▸ **Short exercise A**:
In the records, replace "baker-toggle" with "baker-switch" in the lines from the first line through the line with "406, 970, 421]", leaving everything else unchanged. Give back only those lines.

▸ **Excerpt**:
- - - -

Mechanisms include vibrotactile [15] and pressure [16] modes –
all of these will be explored to extend the communication space of
deafblind users in the SUITCEYES project.
3.2 Haptic Psychophysics
Important factors in the design of assistive wearables that should
be taken into account are how well humans can discriminate and
recognize different stimulation patterns. Moreover, stimulation
should not be painful or irritating, the patterns should be relatively
easy to learn, and they should not require too much attention.
Although in recent years much research has been done (for
example, on vibratory [17] or thermal [18] stimulation), design
requirements for specific groups cannot simply be “looked up in a
handbook”.
In the SUITCEYES project, psychophysical experiments will
inform the designers about the requirements of persons with
deafblindness. In systematic and extensive tests, users will be
exposed to certain types of stimulation to investigate all kinds of
relevant aspects of the stimulation, such as the intensity, the
resolution, pattern identification, etc. At first, we will focus on
dedicated laboratory set-ups, but at later stages, prototypes of
garments will be tested.
The psychophysical techniques and the subsequent statistical
analyses that will be employed in this project have already been
described [19]. Depending on the types and number of prototypes,
the most suitable method will be chosen. We foresee the
following possibilities:
● Discrimination: The task is to decide which of a pair of
stimuli has the higher intensity of the property of interest. By
repeating this with varying intensity differences, the
minimum noticeable difference can be determined for each
property (Figure 6).
● Magnitude estimation: The task is to provide, on an
arbitrary scale, a numerical estimate of the perceived
intensity of the stimulation of interest. By testing a series of
stimuli with different intensities, the relationship between
physical and perceptual properties will be obtained.
Figure 6: Participant comparing two stimuli placed in a
temperature-controlled box. [Image by Astrid Kappers]
As psychophysical experiments are very time-consuming, testing
in earlier stages will be done with blindfolded sighted and hearing
participants. Involving persons with deafblindness at this stage is
not necessary as all humans have the same touch receptors. At
more advanced stages, individuals with deafblindness will test the
prototypes: their feedback and involvement in the development of
the solution is central to our approach. Also, already in the early
stage we will stay in close contact with the community of persons
with deafblindness and take their ideas and preferences into
account.
3.3 Haptic and Thermal Feedback
In human computer interaction (HCI), feedback is a key element.
There is a huge community researching assistive technologies for
persons with physical or cognitive impairments, for example in
the context of SIGACCESS (ACM Special Interest Group on
Accessible Computing) [20] and the related ASSETS conference.
However, most research focuses on impairments of one major
sense, whereas combined sensory impairments are rarely in focus
– probably also because it is difficult to approach users with
multiple impairments. Nevertheless, much research for users with
visual or hearing impairments can be used or adapted for people
with deafblindness.
Haptic feedback has received a significant amount of research,
particularly in (but not limited to) the area of HCI. It comes in a
variety of forms:
• Force feedback simulates contact by using actuators to
apply forces in response to movement. For example, various
degrees of mechanical impedance can be simulated by
accelerator pedals becoming stiffer above a certain speed [21].

- - - -

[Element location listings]
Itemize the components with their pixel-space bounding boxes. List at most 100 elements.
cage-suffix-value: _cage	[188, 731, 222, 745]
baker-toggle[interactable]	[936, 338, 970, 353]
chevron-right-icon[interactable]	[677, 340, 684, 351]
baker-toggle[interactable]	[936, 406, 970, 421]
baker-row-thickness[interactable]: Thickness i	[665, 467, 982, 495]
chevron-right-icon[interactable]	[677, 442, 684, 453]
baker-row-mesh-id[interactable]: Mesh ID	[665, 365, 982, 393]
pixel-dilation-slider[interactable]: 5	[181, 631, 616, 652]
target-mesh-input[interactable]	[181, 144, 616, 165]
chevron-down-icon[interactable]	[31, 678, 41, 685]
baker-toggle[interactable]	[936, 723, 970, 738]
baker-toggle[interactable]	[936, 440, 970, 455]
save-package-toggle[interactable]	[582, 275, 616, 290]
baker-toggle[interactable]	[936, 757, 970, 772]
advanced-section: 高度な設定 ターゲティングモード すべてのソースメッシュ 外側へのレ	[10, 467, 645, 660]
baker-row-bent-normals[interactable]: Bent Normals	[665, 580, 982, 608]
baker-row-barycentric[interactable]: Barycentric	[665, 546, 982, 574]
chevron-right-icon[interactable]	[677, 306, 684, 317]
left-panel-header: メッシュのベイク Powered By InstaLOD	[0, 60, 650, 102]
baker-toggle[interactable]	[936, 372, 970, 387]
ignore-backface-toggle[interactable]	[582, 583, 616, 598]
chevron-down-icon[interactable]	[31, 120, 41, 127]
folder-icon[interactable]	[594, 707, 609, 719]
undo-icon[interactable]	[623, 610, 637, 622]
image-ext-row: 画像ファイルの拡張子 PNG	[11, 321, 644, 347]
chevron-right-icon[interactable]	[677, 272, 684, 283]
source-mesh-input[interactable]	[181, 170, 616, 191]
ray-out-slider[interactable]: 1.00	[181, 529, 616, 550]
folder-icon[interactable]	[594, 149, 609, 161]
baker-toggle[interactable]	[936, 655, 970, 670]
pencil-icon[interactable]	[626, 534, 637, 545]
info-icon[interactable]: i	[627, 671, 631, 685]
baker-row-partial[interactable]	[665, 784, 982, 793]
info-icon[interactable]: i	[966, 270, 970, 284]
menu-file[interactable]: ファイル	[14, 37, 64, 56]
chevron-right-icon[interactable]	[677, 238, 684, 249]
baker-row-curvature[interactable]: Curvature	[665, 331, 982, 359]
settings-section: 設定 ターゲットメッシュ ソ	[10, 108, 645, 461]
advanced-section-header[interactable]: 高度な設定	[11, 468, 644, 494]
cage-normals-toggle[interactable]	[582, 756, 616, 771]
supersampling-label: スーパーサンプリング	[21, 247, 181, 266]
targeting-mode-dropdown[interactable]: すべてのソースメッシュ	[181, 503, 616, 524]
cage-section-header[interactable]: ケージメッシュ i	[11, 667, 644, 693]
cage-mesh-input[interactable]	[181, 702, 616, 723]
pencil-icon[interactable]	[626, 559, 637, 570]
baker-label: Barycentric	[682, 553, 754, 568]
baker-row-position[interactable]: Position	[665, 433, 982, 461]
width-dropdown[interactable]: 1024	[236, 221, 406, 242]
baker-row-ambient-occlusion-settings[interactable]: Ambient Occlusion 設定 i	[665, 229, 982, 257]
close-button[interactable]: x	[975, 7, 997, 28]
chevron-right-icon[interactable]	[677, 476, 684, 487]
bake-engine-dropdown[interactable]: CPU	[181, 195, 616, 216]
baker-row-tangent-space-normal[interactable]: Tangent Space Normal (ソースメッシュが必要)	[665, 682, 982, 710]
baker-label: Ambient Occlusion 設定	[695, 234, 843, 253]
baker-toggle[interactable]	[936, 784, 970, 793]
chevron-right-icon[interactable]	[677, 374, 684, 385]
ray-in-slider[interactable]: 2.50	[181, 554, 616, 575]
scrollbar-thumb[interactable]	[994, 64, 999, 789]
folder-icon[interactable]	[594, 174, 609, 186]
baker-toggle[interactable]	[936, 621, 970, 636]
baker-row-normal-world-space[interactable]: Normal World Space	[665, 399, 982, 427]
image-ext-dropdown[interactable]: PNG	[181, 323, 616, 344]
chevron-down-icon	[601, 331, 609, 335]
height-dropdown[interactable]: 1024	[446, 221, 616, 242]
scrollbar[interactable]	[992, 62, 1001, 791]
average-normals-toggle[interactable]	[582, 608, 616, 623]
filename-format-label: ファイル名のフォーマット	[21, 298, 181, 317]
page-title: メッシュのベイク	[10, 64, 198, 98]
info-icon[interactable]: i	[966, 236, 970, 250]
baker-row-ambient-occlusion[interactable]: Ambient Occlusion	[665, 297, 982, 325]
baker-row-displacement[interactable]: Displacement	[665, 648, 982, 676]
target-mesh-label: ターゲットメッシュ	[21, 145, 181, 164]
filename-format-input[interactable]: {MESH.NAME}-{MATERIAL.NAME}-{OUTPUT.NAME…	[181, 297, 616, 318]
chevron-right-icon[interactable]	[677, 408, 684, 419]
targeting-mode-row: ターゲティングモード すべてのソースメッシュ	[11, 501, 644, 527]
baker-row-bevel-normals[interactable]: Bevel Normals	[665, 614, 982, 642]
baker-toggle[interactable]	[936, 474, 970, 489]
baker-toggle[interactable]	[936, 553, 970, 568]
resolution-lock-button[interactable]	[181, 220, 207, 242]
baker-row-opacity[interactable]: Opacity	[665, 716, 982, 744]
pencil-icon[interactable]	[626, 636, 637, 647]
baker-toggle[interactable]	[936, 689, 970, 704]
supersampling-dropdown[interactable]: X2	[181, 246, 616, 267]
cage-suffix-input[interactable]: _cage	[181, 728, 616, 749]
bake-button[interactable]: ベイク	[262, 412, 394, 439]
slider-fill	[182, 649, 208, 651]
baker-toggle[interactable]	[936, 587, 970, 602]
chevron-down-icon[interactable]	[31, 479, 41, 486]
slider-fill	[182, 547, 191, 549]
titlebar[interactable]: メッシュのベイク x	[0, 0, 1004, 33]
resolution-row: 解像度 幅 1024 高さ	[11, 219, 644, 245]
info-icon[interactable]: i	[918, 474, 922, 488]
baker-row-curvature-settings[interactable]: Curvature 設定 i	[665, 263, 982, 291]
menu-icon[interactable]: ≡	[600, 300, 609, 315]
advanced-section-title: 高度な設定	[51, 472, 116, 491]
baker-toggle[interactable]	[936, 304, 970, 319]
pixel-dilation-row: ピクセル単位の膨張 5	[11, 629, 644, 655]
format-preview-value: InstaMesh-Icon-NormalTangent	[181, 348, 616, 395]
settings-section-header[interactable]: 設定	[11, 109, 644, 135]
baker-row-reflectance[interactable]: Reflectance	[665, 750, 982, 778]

- - - -

▸ **Short exercise B**:
Copy the SUITCEYES excerpt word for word, from "Mechanisms include vibrotactile" to "too much attention.".

▸ **Final result A**:
Itemize the components with their pixel-space bounding boxes. List at most 100 elements.
cage-suffix-value: _cage	[188, 731, 222, 745]
baker-switch[interactable]	[936, 338, 970, 353]
chevron-right-icon[interactable]	[677, 340, 684, 351]
baker-switch[interactable]	[936, 406, 970, 421]

▸ **Final result B**:
Mechanisms include vibrotactile [15] and pressure [16] modes –
all of these will be explored to extend the communication space of
deafblind users in the SUITCEYES project.
3.2 Haptic Psychophysics
Important factors in the design of assistive wearables that should
be taken into account are how well humans can discriminate and
recognize different stimulation patterns. Moreover, stimulation
should not be painful or irritating, the patterns should be relatively
easy to learn, and they should not require too much attention.